┌──

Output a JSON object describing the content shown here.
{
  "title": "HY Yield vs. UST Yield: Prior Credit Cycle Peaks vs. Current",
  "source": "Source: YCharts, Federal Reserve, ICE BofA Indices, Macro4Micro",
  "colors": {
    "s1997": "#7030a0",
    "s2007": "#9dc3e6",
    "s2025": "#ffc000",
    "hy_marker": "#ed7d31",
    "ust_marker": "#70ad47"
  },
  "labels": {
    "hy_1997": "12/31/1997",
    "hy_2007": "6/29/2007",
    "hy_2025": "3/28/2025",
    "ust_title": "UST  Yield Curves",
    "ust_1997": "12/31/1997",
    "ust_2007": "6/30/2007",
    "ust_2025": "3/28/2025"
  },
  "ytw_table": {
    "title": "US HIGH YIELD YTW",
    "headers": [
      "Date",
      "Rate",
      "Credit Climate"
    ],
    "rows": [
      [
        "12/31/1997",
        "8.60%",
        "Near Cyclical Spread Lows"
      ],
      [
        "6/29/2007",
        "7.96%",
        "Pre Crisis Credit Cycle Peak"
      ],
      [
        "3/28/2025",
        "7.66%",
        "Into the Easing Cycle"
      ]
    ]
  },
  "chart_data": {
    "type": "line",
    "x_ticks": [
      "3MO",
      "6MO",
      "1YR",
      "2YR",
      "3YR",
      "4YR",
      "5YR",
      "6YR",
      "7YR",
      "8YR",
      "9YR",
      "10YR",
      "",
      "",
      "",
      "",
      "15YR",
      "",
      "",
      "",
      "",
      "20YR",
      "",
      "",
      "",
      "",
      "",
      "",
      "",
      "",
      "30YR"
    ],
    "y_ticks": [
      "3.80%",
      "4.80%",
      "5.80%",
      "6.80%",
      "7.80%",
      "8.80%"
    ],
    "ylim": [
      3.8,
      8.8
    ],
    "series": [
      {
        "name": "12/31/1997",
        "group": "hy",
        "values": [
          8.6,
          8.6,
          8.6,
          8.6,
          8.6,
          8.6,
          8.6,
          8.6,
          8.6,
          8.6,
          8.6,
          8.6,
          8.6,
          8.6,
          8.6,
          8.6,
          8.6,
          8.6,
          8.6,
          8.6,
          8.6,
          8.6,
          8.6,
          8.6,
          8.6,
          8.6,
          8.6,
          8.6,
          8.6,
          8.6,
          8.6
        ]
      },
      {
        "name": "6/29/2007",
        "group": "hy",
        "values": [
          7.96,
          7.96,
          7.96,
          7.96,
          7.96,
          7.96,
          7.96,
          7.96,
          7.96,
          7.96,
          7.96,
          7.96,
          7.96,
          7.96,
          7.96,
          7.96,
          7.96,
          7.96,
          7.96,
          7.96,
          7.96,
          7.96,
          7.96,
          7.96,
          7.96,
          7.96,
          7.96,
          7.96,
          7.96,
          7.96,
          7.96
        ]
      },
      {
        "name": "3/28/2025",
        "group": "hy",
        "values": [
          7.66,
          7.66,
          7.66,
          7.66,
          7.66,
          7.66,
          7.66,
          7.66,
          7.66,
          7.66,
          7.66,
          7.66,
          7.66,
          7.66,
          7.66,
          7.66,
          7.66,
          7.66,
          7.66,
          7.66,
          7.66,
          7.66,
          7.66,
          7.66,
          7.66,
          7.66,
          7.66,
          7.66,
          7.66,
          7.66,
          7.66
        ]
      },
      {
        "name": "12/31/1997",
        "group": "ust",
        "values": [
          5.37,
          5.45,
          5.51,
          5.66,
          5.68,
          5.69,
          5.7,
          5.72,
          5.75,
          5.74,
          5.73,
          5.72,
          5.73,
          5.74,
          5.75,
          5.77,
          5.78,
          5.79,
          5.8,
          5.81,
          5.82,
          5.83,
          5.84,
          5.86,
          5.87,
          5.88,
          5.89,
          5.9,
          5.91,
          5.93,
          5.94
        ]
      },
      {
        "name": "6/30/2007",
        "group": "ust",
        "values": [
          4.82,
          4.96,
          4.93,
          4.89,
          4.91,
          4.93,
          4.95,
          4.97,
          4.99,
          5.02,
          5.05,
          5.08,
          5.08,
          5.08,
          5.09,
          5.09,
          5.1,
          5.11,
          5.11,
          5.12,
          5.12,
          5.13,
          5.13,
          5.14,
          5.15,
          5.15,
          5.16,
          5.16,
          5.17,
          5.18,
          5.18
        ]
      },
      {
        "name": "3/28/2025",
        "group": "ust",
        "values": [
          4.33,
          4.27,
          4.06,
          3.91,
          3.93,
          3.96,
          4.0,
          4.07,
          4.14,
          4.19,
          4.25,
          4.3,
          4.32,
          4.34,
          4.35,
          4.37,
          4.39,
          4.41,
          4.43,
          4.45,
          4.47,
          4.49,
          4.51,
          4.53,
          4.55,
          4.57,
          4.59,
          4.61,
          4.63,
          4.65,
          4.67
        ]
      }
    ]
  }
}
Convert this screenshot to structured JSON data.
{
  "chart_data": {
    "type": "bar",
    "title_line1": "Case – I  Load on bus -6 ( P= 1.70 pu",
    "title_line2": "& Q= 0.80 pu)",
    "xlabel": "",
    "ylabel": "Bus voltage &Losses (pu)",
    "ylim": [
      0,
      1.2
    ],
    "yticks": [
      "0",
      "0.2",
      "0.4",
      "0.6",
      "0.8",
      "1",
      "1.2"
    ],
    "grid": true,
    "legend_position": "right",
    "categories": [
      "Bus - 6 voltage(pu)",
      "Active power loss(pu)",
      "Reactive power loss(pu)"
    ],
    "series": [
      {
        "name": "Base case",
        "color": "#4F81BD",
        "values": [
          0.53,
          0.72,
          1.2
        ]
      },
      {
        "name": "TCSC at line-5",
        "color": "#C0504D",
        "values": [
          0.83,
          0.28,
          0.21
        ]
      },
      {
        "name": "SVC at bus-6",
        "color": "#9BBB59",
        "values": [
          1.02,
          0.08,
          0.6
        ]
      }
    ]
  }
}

└──

**WORK REQUIRED:**
Restate the data above word for word, please.

**CORRECT RESULT:**
Output a JSON object describing the content shown here.
{
  "title": "HY Yield vs. UST Yield: Prior Credit Cycle Peaks vs. Current",
  "source": "Source: YCharts, Federal Reserve, ICE BofA Indices, Macro4Micro",
  "colors": {
    "s1997": "#7030a0",
    "s2007": "#9dc3e6",
    "s2025": "#ffc000",
    "hy_marker": "#ed7d31",
    "ust_marker": "#70ad47"
  },
  "labels": {
    "hy_1997": "12/31/1997",
    "hy_2007": "6/29/2007",
    "hy_2025": "3/28/2025",
    "ust_title": "UST  Yield Curves",
    "ust_1997": "12/31/1997",
    "ust_2007": "6/30/2007",
    "ust_2025": "3/28/2025"
  },
  "ytw_table": {
    "title": "US HIGH YIELD YTW",
    "headers": [
      "Date",
      "Rate",
      "Credit Climate"
    ],
    "rows": [
      [
        "12/31/1997",
        "8.60%",
        "Near Cyclical Spread Lows"
      ],
      [
        "6/29/2007",
        "7.96%",
        "Pre Crisis Credit Cycle Peak"
      ],
      [
        "3/28/2025",
        "7.66%",
        "Into the Easing Cycle"
      ]
    ]
  },
  "chart_data": {
    "type": "line",
    "x_ticks": [
      "3MO",
      "6MO",
      "1YR",
      "2YR",
      "3YR",
      "4YR",
      "5YR",
      "6YR",
      "7YR",
      "8YR",
      "9YR",
      "10YR",
      "",
      "",
      "",
      "",
      "15YR",
      "",
      "",
      "",
      "",
      "20YR",
      "",
      "",
      "",
      "",
      "",
      "",
      "",
      "",
      "30YR"
    ],
    "y_ticks": [
      "3.80%",
      "4.80%",
      "5.80%",
      "6.80%",
      "7.80%",
      "8.80%"
    ],
    "ylim": [
      3.8,
      8.8
    ],
    "series": [
      {
        "name": "12/31/1997",
        "group": "hy",
        "values": [
          8.6,
          8.6,
          8.6,
          8.6,
          8.6,
          8.6,
          8.6,
          8.6,
          8.6,
          8.6,
          8.6,
          8.6,
          8.6,
          8.6,
          8.6,
          8.6,
          8.6,
          8.6,
          8.6,
          8.6,
          8.6,
          8.6,
          8.6,
          8.6,
          8.6,
          8.6,
          8.6,
          8.6,
          8.6,
          8.6,
          8.6
        ]
      },
      {
        "name": "6/29/2007",
        "group": "hy",
        "values": [
          7.96,
          7.96,
          7.96,
          7.96,
          7.96,
          7.96,
          7.96,
          7.96,
          7.96,
          7.96,
          7.96,
          7.96,
          7.96,
          7.96,
          7.96,
          7.96,
          7.96,
          7.96,
          7.96,
          7.96,
          7.96,
          7.96,
          7.96,
          7.96,
          7.96,
          7.96,
          7.96,
          7.96,
          7.96,
          7.96,
          7.96
        ]
      },
      {
        "name": "3/28/2025",
        "group": "hy",
        "values": [
          7.66,
          7.66,
          7.66,
          7.66,
          7.66,
          7.66,
          7.66,
          7.66,
          7.66,
          7.66,
          7.66,
          7.66,
          7.66,
          7.66,
          7.66,
          7.66,
          7.66,
          7.66,
          7.66,
          7.66,
          7.66,
          7.66,
          7.66,
          7.66,
          7.66,
          7.66,
          7.66,
          7.66,
          7.66,
          7.66,
          7.66
        ]
      },
      {
        "name": "12/31/1997",
        "group": "ust",
        "values": [
          5.37,
          5.45,
          5.51,
          5.66,
          5.68,
          5.69,
          5.7,
          5.72,
          5.75,
          5.74,
          5.73,
          5.72,
          5.73,
          5.74,
          5.75,
          5.77,
          5.78,
          5.79,
          5.8,
          5.81,
          5.82,
          5.83,
          5.84,
          5.86,
          5.87,
          5.88,
          5.89,
          5.9,
          5.91,
          5.93,
          5.94
        ]
      },
      {
        "name": "6/30/2007",
        "group": "ust",
        "values": [
          4.82,
          4.96,
          4.93,
          4.89,
          4.91,
          4.93,
          4.95,
          4.97,
          4.99,
          5.02,
          5.05,
          5.08,
          5.08,
          5.08,
          5.09,
          5.09,
          5.1,
          5.11,
          5.11,
          5.12,
          5.12,
          5.13,
          5.13,
          5.14,
          5.15,
          5.15,
          5.16,
          5.16,
          5.17,
          5.18,
          5.18
        ]
      },
      {
        "name": "3/28/2025",
        "group": "ust",
        "values": [
          4.33,
          4.27,
          4.06,
          3.91,
          3.93,
          3.96,
          4.0,
          4.07,
          4.14,
          4.19,
          4.25,
          4.3,
          4.32,
          4.34,
          4.35,
          4.37,
          4.39,
          4.41,
          4.43,
          4.45,
          4.47,
          4.49,
          4.51,
          4.53,
          4.55,
          4.57,
          4.59,
          4.61,
          4.63,
          4.65,
          4.67
        ]
      }
    ]
  }
}
Convert this screenshot to structured JSON data.
{
  "chart_data": {
    "type": "bar",
    "title_line1": "Case – I  Load on bus -6 ( P= 1.70 pu",
    "title_line2": "& Q= 0.80 pu)",
    "xlabel": "",
    "ylabel": "Bus voltage &Losses (pu)",
    "ylim": [
      0,
      1.2
    ],
    "yticks": [
      "0",
      "0.2",
      "0.4",
      "0.6",
      "0.8",
      "1",
      "1.2"
    ],
    "grid": true,
    "legend_position": "right",
    "categories": [
      "Bus - 6 voltage(pu)",
      "Active power loss(pu)",
      "Reactive power loss(pu)"
    ],
    "series": [
      {
        "name": "Base case",
        "color": "#4F81BD",
        "values": [
          0.53,
          0.72,
          1.2
        ]
      },
      {
        "name": "TCSC at line-5",
        "color": "#C0504D",
        "values": [
          0.83,
          0.28,
          0.21
        ]
      },
      {
        "name": "SVC at bus-6",
        "color": "#9BBB59",
        "values": [
          1.02,
          0.08,
          0.6
        ]
      }
    ]
  }
}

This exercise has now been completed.